What to work on> Under this task are some entries; return every one of them exactly.

Records provided>
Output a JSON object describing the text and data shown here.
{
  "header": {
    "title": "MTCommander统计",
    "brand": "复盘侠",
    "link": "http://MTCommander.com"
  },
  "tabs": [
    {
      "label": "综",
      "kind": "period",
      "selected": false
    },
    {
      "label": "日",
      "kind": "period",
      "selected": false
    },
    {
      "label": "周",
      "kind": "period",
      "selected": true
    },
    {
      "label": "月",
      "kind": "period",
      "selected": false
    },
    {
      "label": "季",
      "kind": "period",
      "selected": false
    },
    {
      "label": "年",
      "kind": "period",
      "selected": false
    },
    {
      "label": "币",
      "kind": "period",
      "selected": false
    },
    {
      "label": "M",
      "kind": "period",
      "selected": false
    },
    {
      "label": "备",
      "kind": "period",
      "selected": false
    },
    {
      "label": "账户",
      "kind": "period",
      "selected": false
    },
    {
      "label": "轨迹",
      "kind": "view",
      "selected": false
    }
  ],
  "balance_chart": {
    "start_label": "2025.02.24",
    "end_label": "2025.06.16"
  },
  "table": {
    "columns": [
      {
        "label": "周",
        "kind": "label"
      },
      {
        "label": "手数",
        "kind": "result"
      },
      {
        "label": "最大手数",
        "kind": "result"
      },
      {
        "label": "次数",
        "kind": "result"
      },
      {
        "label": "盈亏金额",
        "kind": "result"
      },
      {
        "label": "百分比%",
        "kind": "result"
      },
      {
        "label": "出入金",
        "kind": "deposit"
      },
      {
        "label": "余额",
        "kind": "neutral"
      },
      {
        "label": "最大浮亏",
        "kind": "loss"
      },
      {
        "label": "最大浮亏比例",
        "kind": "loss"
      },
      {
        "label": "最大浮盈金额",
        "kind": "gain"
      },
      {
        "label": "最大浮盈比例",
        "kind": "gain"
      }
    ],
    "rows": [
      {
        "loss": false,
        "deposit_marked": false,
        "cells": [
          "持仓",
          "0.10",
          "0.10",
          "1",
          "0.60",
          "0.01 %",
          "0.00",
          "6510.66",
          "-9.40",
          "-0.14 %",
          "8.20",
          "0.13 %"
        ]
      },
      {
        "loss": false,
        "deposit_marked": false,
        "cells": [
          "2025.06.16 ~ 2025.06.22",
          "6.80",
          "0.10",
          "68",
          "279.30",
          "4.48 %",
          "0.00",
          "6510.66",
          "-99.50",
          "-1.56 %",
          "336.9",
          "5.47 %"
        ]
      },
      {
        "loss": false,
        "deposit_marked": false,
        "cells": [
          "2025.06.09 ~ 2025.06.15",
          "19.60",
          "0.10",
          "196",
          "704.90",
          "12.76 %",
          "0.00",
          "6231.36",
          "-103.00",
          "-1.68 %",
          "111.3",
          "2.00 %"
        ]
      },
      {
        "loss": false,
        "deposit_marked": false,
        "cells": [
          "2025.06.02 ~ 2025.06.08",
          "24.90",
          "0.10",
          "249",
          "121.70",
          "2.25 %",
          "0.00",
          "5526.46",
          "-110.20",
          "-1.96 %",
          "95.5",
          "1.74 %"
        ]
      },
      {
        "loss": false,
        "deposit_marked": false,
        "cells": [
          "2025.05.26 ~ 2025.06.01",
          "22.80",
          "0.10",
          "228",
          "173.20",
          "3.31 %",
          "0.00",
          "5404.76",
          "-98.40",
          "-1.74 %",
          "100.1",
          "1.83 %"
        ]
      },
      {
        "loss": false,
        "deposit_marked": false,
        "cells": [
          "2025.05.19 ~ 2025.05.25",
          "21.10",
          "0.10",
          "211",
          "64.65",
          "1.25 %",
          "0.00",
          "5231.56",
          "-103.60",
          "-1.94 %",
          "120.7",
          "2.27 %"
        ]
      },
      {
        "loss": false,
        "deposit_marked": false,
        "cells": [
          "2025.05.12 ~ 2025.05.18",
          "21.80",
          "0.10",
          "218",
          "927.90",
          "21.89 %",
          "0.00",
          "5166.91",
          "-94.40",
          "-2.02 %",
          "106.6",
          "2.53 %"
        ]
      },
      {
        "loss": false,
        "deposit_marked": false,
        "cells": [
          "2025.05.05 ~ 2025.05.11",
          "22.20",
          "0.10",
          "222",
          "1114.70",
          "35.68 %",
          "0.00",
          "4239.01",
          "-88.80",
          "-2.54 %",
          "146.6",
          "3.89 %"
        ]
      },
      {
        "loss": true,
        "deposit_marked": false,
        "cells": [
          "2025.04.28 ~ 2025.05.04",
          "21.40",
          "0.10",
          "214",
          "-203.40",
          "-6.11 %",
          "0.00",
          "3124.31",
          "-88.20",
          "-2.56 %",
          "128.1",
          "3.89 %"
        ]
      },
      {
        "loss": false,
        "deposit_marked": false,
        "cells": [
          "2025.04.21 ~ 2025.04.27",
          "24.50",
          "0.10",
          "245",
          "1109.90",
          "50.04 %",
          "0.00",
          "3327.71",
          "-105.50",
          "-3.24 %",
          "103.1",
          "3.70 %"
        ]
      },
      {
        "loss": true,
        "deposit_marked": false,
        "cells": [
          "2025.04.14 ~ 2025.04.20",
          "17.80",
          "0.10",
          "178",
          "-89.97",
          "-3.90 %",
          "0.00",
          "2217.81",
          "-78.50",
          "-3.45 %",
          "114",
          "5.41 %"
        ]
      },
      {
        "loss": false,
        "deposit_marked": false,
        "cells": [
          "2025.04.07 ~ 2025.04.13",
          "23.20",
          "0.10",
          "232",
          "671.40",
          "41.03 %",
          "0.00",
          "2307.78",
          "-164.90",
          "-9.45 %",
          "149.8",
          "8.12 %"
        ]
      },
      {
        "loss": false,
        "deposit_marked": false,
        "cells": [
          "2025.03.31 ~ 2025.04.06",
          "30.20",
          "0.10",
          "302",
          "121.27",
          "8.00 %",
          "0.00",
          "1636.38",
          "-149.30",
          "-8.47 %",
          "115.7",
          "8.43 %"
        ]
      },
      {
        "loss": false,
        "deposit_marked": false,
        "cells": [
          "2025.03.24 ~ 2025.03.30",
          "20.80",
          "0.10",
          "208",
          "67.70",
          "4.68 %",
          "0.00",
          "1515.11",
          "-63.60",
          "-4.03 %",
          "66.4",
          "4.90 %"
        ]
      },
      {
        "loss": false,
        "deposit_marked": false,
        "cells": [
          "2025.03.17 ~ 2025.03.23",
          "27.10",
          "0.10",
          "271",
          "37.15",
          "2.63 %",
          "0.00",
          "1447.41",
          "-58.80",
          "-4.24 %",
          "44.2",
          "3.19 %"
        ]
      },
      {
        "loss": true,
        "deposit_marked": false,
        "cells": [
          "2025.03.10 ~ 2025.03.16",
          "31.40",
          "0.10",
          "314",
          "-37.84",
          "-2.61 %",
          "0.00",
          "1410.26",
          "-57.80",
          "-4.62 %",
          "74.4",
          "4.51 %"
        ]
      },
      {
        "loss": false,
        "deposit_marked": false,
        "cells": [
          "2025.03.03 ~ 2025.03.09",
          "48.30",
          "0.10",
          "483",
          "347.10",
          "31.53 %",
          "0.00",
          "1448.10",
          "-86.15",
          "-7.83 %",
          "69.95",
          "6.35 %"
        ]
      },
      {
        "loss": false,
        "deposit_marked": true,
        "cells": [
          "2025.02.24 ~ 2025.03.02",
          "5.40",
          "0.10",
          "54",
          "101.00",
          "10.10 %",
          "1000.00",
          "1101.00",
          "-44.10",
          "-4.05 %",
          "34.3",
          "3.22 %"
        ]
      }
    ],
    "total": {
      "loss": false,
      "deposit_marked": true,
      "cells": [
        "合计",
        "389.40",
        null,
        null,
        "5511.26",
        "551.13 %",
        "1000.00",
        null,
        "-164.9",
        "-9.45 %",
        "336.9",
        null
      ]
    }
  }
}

The reply>
Output a JSON object describing the text and data shown here.
{
  "header": {
    "title": "MTCommander统计",
    "brand": "复盘侠",
    "link": "http://MTCommander.com"
  },
  "tabs": [
    {
      "label": "综",
      "kind": "period",
      "selected": false
    },
    {
      "label": "日",
      "kind": "period",
      "selected": false
    },
    {
      "label": "周",
      "kind": "period",
      "selected": true
    },
    {
      "label": "月",
      "kind": "period",
      "selected": false
    },
    {
      "label": "季",
      "kind": "period",
      "selected": false
    },
    {
      "label": "年",
      "kind": "period",
      "selected": false
    },
    {
      "label": "币",
      "kind": "period",
      "selected": false
    },
    {
      "label": "M",
      "kind": "period",
      "selected": false
    },
    {
      "label": "备",
      "kind": "period",
      "selected": false
    },
    {
      "label": "账户",
      "kind": "period",
      "selected": false
    },
    {
      "label": "轨迹",
      "kind": "view",
      "selected": false
    }
  ],
  "balance_chart": {
    "start_label": "2025.02.24",
    "end_label": "2025.06.16"
  },
  "table": {
    "columns": [
      {
        "label": "周",
        "kind": "label"
      },
      {
        "label": "手数",
        "kind": "result"
      },
      {
        "label": "最大手数",
        "kind": "result"
      },
      {
        "label": "次数",
        "kind": "result"
      },
      {
        "label": "盈亏金额",
        "kind": "result"
      },
      {
        "label": "百分比%",
        "kind": "result"
      },
      {
        "label": "出入金",
        "kind": "deposit"
      },
      {
        "label": "余额",
        "kind": "neutral"
      },
      {
        "label": "最大浮亏",
        "kind": "loss"
      },
      {
        "label": "最大浮亏比例",
        "kind": "loss"
      },
      {
        "label": "最大浮盈金额",
        "kind": "gain"
      },
      {
        "label": "最大浮盈比例",
        "kind": "gain"
      }
    ],
    "rows": [
      {
        "loss": false,
        "deposit_marked": false,
        "cells": [
          "持仓",
          "0.10",
          "0.10",
          "1",
          "0.60",
          "0.01 %",
          "0.00",
          "6510.66",
          "-9.40",
          "-0.14 %",
          "8.20",
          "0.13 %"
        ]
      },
      {
        "loss": false,
        "deposit_marked": false,
        "cells": [
          "2025.06.16 ~ 2025.06.22",
          "6.80",
          "0.10",
          "68",
          "279.30",
          "4.48 %",
          "0.00",
          "6510.66",
          "-99.50",
          "-1.56 %",
          "336.9",
          "5.47 %"
        ]
      },
      {
        "loss": false,
        "deposit_marked": false,
        "cells": [
          "2025.06.09 ~ 2025.06.15",
          "19.60",
          "0.10",
          "196",
          "704.90",
          "12.76 %",
          "0.00",
          "6231.36",
          "-103.00",
          "-1.68 %",
          "111.3",
          "2.00 %"
        ]
      },
      {
        "loss": false,
        "deposit_marked": false,
        "cells": [
          "2025.06.02 ~ 2025.06.08",
          "24.90",
          "0.10",
          "249",
          "121.70",
          "2.25 %",
          "0.00",
          "5526.46",
          "-110.20",
          "-1.96 %",
          "95.5",
          "1.74 %"
        ]
      },
      {
        "loss": false,
        "deposit_marked": false,
        "cells": [
          "2025.05.26 ~ 2025.06.01",
          "22.80",
          "0.10",
          "228",
          "173.20",
          "3.31 %",
          "0.00",
          "5404.76",
          "-98.40",
          "-1.74 %",
          "100.1",
          "1.83 %"
        ]
      },
      {
        "loss": false,
        "deposit_marked": false,
        "cells": [
          "2025.05.19 ~ 2025.05.25",
          "21.10",
          "0.10",
          "211",
          "64.65",
          "1.25 %",
          "0.00",
          "5231.56",
          "-103.60",
          "-1.94 %",
          "120.7",
          "2.27 %"
        ]
      },
      {
        "loss": false,
        "deposit_marked": false,
        "cells": [
          "2025.05.12 ~ 2025.05.18",
          "21.80",
          "0.10",
          "218",
          "927.90",
          "21.89 %",
          "0.00",
          "5166.91",
          "-94.40",
          "-2.02 %",
          "106.6",
          "2.53 %"
        ]
      },
      {
        "loss": false,
        "deposit_marked": false,
        "cells": [
          "2025.05.05 ~ 2025.05.11",
          "22.20",
          "0.10",
          "222",
          "1114.70",
          "35.68 %",
          "0.00",
          "4239.01",
          "-88.80",
          "-2.54 %",
          "146.6",
          "3.89 %"
        ]
      },
      {
        "loss": true,
        "deposit_marked": false,
        "cells": [
          "2025.04.28 ~ 2025.05.04",
          "21.40",
          "0.10",
          "214",
          "-203.40",
          "-6.11 %",
          "0.00",
          "3124.31",
          "-88.20",
          "-2.56 %",
          "128.1",
          "3.89 %"
        ]
      },
      {
        "loss": false,
        "deposit_marked": false,
        "cells": [
          "2025.04.21 ~ 2025.04.27",
          "24.50",
          "0.10",
          "245",
          "1109.90",
          "50.04 %",
          "0.00",
          "3327.71",
          "-105.50",
          "-3.24 %",
          "103.1",
          "3.70 %"
        ]
      },
      {
        "loss": true,
        "deposit_marked": false,
        "cells": [
          "2025.04.14 ~ 2025.04.20",
          "17.80",
          "0.10",
          "178",
          "-89.97",
          "-3.90 %",
          "0.00",
          "2217.81",
          "-78.50",
          "-3.45 %",
          "114",
          "5.41 %"
        ]
      },
      {
        "loss": false,
        "deposit_marked": false,
        "cells": [
          "2025.04.07 ~ 2025.04.13",
          "23.20",
          "0.10",
          "232",
          "671.40",
          "41.03 %",
          "0.00",
          "2307.78",
          "-164.90",
          "-9.45 %",
          "149.8",
          "8.12 %"
        ]
      },
      {
        "loss": false,
        "deposit_marked": false,
        "cells": [
          "2025.03.31 ~ 2025.04.06",
          "30.20",
          "0.10",
          "302",
          "121.27",
          "8.00 %",
          "0.00",
          "1636.38",
          "-149.30",
          "-8.47 %",
          "115.7",
          "8.43 %"
        ]
      },
      {
        "loss": false,
        "deposit_marked": false,
        "cells": [
          "2025.03.24 ~ 2025.03.30",
          "20.80",
          "0.10",
          "208",
          "67.70",
          "4.68 %",
          "0.00",
          "1515.11",
          "-63.60",
          "-4.03 %",
          "66.4",
          "4.90 %"
        ]
      },
      {
        "loss": false,
        "deposit_marked": false,
        "cells": [
          "2025.03.17 ~ 2025.03.23",
          "27.10",
          "0.10",
          "271",
          "37.15",
          "2.63 %",
          "0.00",
          "1447.41",
          "-58.80",
          "-4.24 %",
          "44.2",
          "3.19 %"
        ]
      },
      {
        "loss": true,
        "deposit_marked": false,
        "cells": [
          "2025.03.10 ~ 2025.03.16",
          "31.40",
          "0.10",
          "314",
          "-37.84",
          "-2.61 %",
          "0.00",
          "1410.26",
          "-57.80",
          "-4.62 %",
          "74.4",
          "4.51 %"
        ]
      },
      {
        "loss": false,
        "deposit_marked": false,
        "cells": [
          "2025.03.03 ~ 2025.03.09",
          "48.30",
          "0.10",
          "483",
          "347.10",
          "31.53 %",
          "0.00",
          "1448.10",
          "-86.15",
          "-7.83 %",
          "69.95",
          "6.35 %"
        ]
      },
      {
        "loss": false,
        "deposit_marked": true,
        "cells": [
          "2025.02.24 ~ 2025.03.02",
          "5.40",
          "0.10",
          "54",
          "101.00",
          "10.10 %",
          "1000.00",
          "1101.00",
          "-44.10",
          "-4.05 %",
          "34.3",
          "3.22 %"
        ]
      }
    ],
    "total": {
      "loss": false,
      "deposit_marked": true,
      "cells": [
        "合计",
        "389.40",
        null,
        null,
        "5511.26",
        "551.13 %",
        "1000.00",
        null,
        "-164.9",
        "-9.45 %",
        "336.9",
        null
      ]
    }
  }
}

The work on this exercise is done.